— BEGIN —

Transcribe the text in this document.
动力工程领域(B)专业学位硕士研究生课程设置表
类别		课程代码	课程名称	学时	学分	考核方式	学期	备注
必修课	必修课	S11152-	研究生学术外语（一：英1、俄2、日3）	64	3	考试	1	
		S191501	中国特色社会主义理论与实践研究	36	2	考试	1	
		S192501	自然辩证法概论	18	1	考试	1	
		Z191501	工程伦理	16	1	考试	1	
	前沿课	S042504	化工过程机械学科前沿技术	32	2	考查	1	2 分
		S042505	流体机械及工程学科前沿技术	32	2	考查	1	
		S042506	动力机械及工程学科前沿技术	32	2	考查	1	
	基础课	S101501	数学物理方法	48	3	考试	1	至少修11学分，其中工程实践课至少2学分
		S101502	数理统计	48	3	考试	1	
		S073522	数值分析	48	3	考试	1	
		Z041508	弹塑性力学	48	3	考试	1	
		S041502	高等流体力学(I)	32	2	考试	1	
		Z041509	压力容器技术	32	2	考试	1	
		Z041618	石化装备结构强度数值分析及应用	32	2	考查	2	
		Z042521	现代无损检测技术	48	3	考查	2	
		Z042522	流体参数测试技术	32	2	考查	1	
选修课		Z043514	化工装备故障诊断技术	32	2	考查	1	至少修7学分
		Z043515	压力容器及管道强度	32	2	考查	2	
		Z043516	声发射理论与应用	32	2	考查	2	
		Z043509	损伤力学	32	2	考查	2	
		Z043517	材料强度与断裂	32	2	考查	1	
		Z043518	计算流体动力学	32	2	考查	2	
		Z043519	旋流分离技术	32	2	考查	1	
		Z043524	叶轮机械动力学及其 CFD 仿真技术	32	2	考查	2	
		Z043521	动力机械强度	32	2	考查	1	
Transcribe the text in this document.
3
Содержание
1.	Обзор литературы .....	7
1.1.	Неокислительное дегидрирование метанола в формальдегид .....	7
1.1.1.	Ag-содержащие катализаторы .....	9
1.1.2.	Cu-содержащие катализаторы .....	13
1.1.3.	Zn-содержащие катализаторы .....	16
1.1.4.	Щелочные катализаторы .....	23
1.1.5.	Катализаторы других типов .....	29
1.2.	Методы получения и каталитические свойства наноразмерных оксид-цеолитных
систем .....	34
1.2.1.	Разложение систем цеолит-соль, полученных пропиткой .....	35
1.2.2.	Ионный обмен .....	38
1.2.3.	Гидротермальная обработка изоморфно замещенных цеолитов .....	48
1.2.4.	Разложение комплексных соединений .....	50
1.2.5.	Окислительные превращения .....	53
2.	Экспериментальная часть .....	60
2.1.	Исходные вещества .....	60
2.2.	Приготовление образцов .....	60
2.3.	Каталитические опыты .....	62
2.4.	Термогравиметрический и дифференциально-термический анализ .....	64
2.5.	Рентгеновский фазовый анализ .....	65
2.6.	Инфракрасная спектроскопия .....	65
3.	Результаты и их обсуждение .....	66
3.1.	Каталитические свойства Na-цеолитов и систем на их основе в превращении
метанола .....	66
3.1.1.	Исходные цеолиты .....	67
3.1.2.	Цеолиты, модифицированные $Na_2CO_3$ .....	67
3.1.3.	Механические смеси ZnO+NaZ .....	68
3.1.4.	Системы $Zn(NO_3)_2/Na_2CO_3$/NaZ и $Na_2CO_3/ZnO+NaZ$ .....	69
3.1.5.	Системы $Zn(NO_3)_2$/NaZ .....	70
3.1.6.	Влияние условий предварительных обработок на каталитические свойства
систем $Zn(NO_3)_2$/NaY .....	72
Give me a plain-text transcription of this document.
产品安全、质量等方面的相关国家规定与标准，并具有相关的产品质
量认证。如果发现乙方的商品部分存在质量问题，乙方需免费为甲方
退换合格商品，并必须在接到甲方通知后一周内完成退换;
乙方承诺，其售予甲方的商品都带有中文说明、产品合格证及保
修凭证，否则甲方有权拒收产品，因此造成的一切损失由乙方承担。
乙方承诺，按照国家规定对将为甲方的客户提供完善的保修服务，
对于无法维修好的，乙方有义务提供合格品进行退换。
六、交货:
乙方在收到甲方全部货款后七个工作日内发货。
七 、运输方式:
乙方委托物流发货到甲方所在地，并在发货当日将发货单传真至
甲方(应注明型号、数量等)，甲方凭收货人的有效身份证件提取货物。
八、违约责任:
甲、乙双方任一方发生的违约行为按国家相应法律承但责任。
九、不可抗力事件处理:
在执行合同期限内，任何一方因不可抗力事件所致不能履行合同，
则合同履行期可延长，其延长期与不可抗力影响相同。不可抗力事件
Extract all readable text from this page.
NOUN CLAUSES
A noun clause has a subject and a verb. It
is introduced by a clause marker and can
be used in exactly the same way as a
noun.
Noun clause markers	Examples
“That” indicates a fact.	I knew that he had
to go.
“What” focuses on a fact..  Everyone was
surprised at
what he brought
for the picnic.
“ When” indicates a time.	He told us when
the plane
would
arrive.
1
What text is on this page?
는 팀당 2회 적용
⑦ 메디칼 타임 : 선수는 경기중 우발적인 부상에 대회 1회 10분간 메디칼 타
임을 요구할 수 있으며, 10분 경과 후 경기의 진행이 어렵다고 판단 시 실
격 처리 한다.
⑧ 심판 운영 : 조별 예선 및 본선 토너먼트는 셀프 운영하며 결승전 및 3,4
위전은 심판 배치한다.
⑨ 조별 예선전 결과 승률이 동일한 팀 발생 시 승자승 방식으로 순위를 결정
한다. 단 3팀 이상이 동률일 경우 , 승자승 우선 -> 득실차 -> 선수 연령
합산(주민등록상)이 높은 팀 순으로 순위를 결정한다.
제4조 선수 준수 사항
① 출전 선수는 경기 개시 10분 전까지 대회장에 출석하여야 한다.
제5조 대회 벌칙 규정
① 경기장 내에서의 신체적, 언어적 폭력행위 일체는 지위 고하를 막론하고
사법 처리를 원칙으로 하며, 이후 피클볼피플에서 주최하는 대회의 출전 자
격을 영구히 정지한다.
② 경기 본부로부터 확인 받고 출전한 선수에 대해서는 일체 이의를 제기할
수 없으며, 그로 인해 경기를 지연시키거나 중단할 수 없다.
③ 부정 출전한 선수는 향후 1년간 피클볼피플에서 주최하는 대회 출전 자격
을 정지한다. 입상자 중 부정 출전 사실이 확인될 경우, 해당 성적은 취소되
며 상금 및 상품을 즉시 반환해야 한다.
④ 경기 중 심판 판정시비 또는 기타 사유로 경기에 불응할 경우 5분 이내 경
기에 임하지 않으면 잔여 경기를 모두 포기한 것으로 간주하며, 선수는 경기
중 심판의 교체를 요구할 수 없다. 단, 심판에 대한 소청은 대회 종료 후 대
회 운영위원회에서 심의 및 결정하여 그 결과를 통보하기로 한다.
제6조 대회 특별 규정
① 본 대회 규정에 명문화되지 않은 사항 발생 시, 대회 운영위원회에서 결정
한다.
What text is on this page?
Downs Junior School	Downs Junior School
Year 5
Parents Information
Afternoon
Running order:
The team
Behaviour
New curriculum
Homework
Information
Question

— END —

_Exercise instructions_:
Above are some records; extract every one of them exactly.

_Written answer_:
Transcribe the text in this document.
动力工程领域(B)专业学位硕士研究生课程设置表
类别		课程代码	课程名称	学时	学分	考核方式	学期	备注
必修课	必修课	S11152-	研究生学术外语（一：英1、俄2、日3）	64	3	考试	1	
		S191501	中国特色社会主义理论与实践研究	36	2	考试	1	
		S192501	自然辩证法概论	18	1	考试	1	
		Z191501	工程伦理	16	1	考试	1	
	前沿课	S042504	化工过程机械学科前沿技术	32	2	考查	1	2 分
		S042505	流体机械及工程学科前沿技术	32	2	考查	1	
		S042506	动力机械及工程学科前沿技术	32	2	考查	1	
	基础课	S101501	数学物理方法	48	3	考试	1	至少修11学分，其中工程实践课至少2学分
		S101502	数理统计	48	3	考试	1	
		S073522	数值分析	48	3	考试	1	
		Z041508	弹塑性力学	48	3	考试	1	
		S041502	高等流体力学(I)	32	2	考试	1	
		Z041509	压力容器技术	32	2	考试	1	
		Z041618	石化装备结构强度数值分析及应用	32	2	考查	2	
		Z042521	现代无损检测技术	48	3	考查	2	
		Z042522	流体参数测试技术	32	2	考查	1	
选修课		Z043514	化工装备故障诊断技术	32	2	考查	1	至少修7学分
		Z043515	压力容器及管道强度	32	2	考查	2	
		Z043516	声发射理论与应用	32	2	考查	2	
		Z043509	损伤力学	32	2	考查	2	
		Z043517	材料强度与断裂	32	2	考查	1	
		Z043518	计算流体动力学	32	2	考查	2	
		Z043519	旋流分离技术	32	2	考查	1	
		Z043524	叶轮机械动力学及其 CFD 仿真技术	32	2	考查	2	
		Z043521	动力机械强度	32	2	考查	1	
Transcribe the text in this document.
3
Содержание
1.	Обзор литературы .....	7
1.1.	Неокислительное дегидрирование метанола в формальдегид .....	7
1.1.1.	Ag-содержащие катализаторы .....	9
1.1.2.	Cu-содержащие катализаторы .....	13
1.1.3.	Zn-содержащие катализаторы .....	16
1.1.4.	Щелочные катализаторы .....	23
1.1.5.	Катализаторы других типов .....	29
1.2.	Методы получения и каталитические свойства наноразмерных оксид-цеолитных
систем .....	34
1.2.1.	Разложение систем цеолит-соль, полученных пропиткой .....	35
1.2.2.	Ионный обмен .....	38
1.2.3.	Гидротермальная обработка изоморфно замещенных цеолитов .....	48
1.2.4.	Разложение комплексных соединений .....	50
1.2.5.	Окислительные превращения .....	53
2.	Экспериментальная часть .....	60
2.1.	Исходные вещества .....	60
2.2.	Приготовление образцов .....	60
2.3.	Каталитические опыты .....	62
2.4.	Термогравиметрический и дифференциально-термический анализ .....	64
2.5.	Рентгеновский фазовый анализ .....	65
2.6.	Инфракрасная спектроскопия .....	65
3.	Результаты и их обсуждение .....	66
3.1.	Каталитические свойства Na-цеолитов и систем на их основе в превращении
метанола .....	66
3.1.1.	Исходные цеолиты .....	67
3.1.2.	Цеолиты, модифицированные $Na_2CO_3$ .....	67
3.1.3.	Механические смеси ZnO+NaZ .....	68
3.1.4.	Системы $Zn(NO_3)_2/Na_2CO_3$/NaZ и $Na_2CO_3/ZnO+NaZ$ .....	69
3.1.5.	Системы $Zn(NO_3)_2$/NaZ .....	70
3.1.6.	Влияние условий предварительных обработок на каталитические свойства
систем $Zn(NO_3)_2$/NaY .....	72
Give me a plain-text transcription of this document.
产品安全、质量等方面的相关国家规定与标准，并具有相关的产品质
量认证。如果发现乙方的商品部分存在质量问题，乙方需免费为甲方
退换合格商品，并必须在接到甲方通知后一周内完成退换;
乙方承诺，其售予甲方的商品都带有中文说明、产品合格证及保
修凭证，否则甲方有权拒收产品，因此造成的一切损失由乙方承担。
乙方承诺，按照国家规定对将为甲方的客户提供完善的保修服务，
对于无法维修好的，乙方有义务提供合格品进行退换。
六、交货:
乙方在收到甲方全部货款后七个工作日内发货。
七 、运输方式:
乙方委托物流发货到甲方所在地，并在发货当日将发货单传真至
甲方(应注明型号、数量等)，甲方凭收货人的有效身份证件提取货物。
八、违约责任:
甲、乙双方任一方发生的违约行为按国家相应法律承但责任。
九、不可抗力事件处理:
在执行合同期限内，任何一方因不可抗力事件所致不能履行合同，
则合同履行期可延长，其延长期与不可抗力影响相同。不可抗力事件
Extract all readable text from this page.
NOUN CLAUSES
A noun clause has a subject and a verb. It
is introduced by a clause marker and can
be used in exactly the same way as a
noun.
Noun clause markers	Examples
“That” indicates a fact.	I knew that he had
to go.
“What” focuses on a fact..  Everyone was
surprised at
what he brought
for the picnic.
“ When” indicates a time.	He told us when
the plane
would
arrive.
1
What text is on this page?
는 팀당 2회 적용
⑦ 메디칼 타임 : 선수는 경기중 우발적인 부상에 대회 1회 10분간 메디칼 타
임을 요구할 수 있으며, 10분 경과 후 경기의 진행이 어렵다고 판단 시 실
격 처리 한다.
⑧ 심판 운영 : 조별 예선 및 본선 토너먼트는 셀프 운영하며 결승전 및 3,4
위전은 심판 배치한다.
⑨ 조별 예선전 결과 승률이 동일한 팀 발생 시 승자승 방식으로 순위를 결정
한다. 단 3팀 이상이 동률일 경우 , 승자승 우선 -> 득실차 -> 선수 연령
합산(주민등록상)이 높은 팀 순으로 순위를 결정한다.
제4조 선수 준수 사항
① 출전 선수는 경기 개시 10분 전까지 대회장에 출석하여야 한다.
제5조 대회 벌칙 규정
① 경기장 내에서의 신체적, 언어적 폭력행위 일체는 지위 고하를 막론하고
사법 처리를 원칙으로 하며, 이후 피클볼피플에서 주최하는 대회의 출전 자
격을 영구히 정지한다.
② 경기 본부로부터 확인 받고 출전한 선수에 대해서는 일체 이의를 제기할
수 없으며, 그로 인해 경기를 지연시키거나 중단할 수 없다.
③ 부정 출전한 선수는 향후 1년간 피클볼피플에서 주최하는 대회 출전 자격
을 정지한다. 입상자 중 부정 출전 사실이 확인될 경우, 해당 성적은 취소되
며 상금 및 상품을 즉시 반환해야 한다.
④ 경기 중 심판 판정시비 또는 기타 사유로 경기에 불응할 경우 5분 이내 경
기에 임하지 않으면 잔여 경기를 모두 포기한 것으로 간주하며, 선수는 경기
중 심판의 교체를 요구할 수 없다. 단, 심판에 대한 소청은 대회 종료 후 대
회 운영위원회에서 심의 및 결정하여 그 결과를 통보하기로 한다.
제6조 대회 특별 규정
① 본 대회 규정에 명문화되지 않은 사항 발생 시, 대회 운영위원회에서 결정
한다.
What text is on this page?
Downs Junior School	Downs Junior School
Year 5
Parents Information
Afternoon
Running order:
The team
Behaviour
New curriculum
Homework
Information
Question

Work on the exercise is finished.